PROBLEM STATEMENT: Of the lines in the listing below, how many hold "Sample"? Answer with the number only.

DATASET RECORDS:
+ + + + +
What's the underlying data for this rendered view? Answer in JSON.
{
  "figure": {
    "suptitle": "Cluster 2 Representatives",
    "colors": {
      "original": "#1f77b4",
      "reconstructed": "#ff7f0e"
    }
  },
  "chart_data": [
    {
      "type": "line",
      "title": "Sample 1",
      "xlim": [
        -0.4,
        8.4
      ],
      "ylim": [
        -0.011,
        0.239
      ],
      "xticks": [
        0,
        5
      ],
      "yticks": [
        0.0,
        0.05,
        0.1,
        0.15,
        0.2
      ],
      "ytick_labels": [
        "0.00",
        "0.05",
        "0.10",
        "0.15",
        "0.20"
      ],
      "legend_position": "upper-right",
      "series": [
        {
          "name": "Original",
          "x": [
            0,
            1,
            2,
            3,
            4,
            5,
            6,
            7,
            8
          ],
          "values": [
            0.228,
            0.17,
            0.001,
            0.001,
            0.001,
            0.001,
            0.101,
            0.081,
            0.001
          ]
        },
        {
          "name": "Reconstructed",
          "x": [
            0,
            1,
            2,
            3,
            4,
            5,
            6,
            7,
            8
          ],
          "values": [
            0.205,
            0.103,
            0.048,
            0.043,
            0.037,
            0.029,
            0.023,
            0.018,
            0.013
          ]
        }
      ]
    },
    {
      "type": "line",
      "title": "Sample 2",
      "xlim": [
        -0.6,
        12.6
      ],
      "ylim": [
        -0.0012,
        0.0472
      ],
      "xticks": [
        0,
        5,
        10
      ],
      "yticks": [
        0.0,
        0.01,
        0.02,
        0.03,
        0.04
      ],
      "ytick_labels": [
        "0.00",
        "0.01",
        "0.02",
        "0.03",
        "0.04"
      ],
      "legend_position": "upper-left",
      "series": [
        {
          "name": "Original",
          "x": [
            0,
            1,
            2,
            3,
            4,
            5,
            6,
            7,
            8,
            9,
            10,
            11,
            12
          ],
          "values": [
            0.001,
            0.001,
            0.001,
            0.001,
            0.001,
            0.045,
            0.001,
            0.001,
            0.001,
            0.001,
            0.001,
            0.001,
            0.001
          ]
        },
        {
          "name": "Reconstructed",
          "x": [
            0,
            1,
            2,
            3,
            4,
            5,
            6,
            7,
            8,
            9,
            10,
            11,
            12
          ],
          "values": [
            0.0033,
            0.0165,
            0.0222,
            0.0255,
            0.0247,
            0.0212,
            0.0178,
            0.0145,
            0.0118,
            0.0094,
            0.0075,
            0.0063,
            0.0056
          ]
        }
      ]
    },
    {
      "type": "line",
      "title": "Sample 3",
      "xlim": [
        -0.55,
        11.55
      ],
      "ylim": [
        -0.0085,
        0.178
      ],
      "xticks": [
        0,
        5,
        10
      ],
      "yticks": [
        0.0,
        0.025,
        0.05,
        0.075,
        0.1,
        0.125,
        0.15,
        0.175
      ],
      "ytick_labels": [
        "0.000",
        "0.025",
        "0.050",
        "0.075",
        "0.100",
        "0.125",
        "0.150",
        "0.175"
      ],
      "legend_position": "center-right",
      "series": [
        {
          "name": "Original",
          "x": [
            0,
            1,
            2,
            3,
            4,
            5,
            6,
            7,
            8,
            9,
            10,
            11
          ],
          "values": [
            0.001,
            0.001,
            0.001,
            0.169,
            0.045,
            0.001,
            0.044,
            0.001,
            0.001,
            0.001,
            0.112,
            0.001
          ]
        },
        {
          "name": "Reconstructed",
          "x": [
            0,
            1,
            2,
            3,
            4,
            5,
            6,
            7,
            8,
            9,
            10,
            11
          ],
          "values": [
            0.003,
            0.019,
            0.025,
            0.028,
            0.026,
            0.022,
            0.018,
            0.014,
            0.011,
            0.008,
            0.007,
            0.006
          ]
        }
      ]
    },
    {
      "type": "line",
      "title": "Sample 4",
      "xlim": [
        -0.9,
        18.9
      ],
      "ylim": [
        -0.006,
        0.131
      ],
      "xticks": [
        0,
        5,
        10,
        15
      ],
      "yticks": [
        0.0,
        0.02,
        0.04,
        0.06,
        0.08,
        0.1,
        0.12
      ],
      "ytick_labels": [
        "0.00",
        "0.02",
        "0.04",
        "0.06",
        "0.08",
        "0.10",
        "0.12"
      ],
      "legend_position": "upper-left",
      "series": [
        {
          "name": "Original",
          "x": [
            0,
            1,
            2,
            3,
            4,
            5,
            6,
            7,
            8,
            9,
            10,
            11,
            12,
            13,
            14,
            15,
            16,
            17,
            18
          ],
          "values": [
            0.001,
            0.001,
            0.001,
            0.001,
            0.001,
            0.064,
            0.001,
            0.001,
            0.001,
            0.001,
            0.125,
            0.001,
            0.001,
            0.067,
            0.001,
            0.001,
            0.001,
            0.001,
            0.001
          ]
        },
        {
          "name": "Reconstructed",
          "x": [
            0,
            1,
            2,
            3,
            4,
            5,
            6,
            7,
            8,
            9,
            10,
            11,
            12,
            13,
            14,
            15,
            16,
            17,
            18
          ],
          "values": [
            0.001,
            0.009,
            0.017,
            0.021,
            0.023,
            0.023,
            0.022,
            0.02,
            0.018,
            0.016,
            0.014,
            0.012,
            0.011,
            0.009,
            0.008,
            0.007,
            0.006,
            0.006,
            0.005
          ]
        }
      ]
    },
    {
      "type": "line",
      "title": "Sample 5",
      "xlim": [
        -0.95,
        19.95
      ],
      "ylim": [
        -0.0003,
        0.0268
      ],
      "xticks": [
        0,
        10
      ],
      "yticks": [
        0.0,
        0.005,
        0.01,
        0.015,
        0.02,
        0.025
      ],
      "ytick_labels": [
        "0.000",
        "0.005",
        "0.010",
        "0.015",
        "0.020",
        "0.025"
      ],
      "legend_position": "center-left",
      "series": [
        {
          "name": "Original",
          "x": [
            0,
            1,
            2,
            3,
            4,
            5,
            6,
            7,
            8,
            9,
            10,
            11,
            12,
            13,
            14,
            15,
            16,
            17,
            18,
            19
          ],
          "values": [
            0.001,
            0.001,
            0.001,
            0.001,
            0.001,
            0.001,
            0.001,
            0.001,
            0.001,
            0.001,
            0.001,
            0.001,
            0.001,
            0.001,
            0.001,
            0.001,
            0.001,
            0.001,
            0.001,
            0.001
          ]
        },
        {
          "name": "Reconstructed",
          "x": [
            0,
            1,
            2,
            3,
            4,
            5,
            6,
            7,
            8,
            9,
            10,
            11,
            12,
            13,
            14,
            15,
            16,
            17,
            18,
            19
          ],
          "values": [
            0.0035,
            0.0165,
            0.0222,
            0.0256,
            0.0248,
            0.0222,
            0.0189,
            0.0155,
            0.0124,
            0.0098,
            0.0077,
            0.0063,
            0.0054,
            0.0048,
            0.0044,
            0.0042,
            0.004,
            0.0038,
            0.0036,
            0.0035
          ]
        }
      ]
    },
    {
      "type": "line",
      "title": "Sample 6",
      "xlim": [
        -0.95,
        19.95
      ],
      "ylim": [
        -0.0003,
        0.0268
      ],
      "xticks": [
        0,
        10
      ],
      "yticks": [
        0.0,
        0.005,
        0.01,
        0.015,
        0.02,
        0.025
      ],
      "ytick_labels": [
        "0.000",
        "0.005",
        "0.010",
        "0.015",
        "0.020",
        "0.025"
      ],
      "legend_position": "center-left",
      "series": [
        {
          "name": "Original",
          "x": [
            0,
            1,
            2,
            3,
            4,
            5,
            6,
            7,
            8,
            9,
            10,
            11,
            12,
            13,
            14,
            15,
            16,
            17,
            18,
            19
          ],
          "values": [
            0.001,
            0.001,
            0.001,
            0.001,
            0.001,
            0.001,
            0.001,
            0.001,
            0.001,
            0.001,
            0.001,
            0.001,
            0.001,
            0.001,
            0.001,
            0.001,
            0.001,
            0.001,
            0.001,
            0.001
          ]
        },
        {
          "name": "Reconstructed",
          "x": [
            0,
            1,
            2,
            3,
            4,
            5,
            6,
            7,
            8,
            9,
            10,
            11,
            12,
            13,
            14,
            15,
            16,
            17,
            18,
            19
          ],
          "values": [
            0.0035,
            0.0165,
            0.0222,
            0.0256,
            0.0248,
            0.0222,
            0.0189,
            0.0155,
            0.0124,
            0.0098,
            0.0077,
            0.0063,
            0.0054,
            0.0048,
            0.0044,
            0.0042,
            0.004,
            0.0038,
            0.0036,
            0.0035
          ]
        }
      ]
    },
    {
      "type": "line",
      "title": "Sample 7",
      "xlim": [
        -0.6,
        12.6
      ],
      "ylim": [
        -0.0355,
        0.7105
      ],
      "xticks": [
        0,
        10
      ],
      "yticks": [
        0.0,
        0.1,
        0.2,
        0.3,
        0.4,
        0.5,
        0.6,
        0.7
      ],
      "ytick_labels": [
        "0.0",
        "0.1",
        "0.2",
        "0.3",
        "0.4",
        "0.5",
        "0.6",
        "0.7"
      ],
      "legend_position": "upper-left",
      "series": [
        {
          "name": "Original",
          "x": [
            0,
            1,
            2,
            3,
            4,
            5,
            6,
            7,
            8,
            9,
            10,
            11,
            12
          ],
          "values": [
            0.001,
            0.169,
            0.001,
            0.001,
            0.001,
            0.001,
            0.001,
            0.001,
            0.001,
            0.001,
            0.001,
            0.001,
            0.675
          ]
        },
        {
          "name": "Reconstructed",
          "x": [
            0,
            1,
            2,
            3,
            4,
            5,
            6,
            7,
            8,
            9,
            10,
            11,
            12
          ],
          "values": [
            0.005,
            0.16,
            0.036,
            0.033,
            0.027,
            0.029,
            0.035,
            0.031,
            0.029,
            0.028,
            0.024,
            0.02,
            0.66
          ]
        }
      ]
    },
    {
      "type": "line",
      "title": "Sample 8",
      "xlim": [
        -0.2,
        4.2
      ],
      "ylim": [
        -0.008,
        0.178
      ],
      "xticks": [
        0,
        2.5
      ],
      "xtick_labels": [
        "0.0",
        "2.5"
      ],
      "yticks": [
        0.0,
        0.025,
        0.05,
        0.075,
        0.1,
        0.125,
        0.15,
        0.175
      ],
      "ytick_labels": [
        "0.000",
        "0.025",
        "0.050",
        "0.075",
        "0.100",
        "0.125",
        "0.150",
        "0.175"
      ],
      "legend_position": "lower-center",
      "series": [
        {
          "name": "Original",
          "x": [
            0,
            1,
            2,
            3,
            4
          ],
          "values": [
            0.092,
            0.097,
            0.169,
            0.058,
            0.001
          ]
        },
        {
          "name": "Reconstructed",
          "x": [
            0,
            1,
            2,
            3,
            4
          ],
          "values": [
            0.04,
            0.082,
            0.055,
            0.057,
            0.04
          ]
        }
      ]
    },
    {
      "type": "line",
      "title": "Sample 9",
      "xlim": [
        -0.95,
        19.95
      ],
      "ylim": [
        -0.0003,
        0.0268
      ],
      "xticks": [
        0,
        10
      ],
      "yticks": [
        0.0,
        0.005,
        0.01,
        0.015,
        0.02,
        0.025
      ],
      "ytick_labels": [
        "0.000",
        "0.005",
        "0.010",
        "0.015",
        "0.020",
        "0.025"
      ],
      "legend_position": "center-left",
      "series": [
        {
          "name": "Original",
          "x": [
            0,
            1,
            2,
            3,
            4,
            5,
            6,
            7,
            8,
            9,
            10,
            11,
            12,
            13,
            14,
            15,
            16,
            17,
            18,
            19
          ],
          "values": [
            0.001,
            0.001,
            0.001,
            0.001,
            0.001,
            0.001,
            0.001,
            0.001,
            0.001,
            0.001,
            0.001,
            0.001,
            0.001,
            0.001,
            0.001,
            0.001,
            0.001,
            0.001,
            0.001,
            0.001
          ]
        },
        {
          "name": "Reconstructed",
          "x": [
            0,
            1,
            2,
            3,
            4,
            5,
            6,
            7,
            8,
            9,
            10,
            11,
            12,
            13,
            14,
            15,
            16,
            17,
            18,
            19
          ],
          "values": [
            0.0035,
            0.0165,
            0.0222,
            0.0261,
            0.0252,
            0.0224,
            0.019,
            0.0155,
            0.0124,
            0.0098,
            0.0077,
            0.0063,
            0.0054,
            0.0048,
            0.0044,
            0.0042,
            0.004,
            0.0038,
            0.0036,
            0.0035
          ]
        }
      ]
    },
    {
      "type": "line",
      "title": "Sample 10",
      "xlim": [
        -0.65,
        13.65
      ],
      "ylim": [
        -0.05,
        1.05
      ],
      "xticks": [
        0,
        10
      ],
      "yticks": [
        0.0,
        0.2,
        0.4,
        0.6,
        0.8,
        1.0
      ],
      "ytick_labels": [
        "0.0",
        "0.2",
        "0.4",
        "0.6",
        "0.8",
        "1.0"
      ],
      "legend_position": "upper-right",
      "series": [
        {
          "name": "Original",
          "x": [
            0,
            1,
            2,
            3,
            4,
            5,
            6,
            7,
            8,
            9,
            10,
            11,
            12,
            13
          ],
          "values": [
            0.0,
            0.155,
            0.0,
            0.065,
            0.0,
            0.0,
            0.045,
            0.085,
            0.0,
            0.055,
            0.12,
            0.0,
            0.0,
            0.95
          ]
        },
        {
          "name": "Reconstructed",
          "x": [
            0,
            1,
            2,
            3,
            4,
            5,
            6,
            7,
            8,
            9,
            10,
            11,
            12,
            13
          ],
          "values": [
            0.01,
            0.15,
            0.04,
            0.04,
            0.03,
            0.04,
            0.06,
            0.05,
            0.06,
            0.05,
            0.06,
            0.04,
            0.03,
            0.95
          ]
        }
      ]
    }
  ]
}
+ + + + +
FINAL RESULT: 10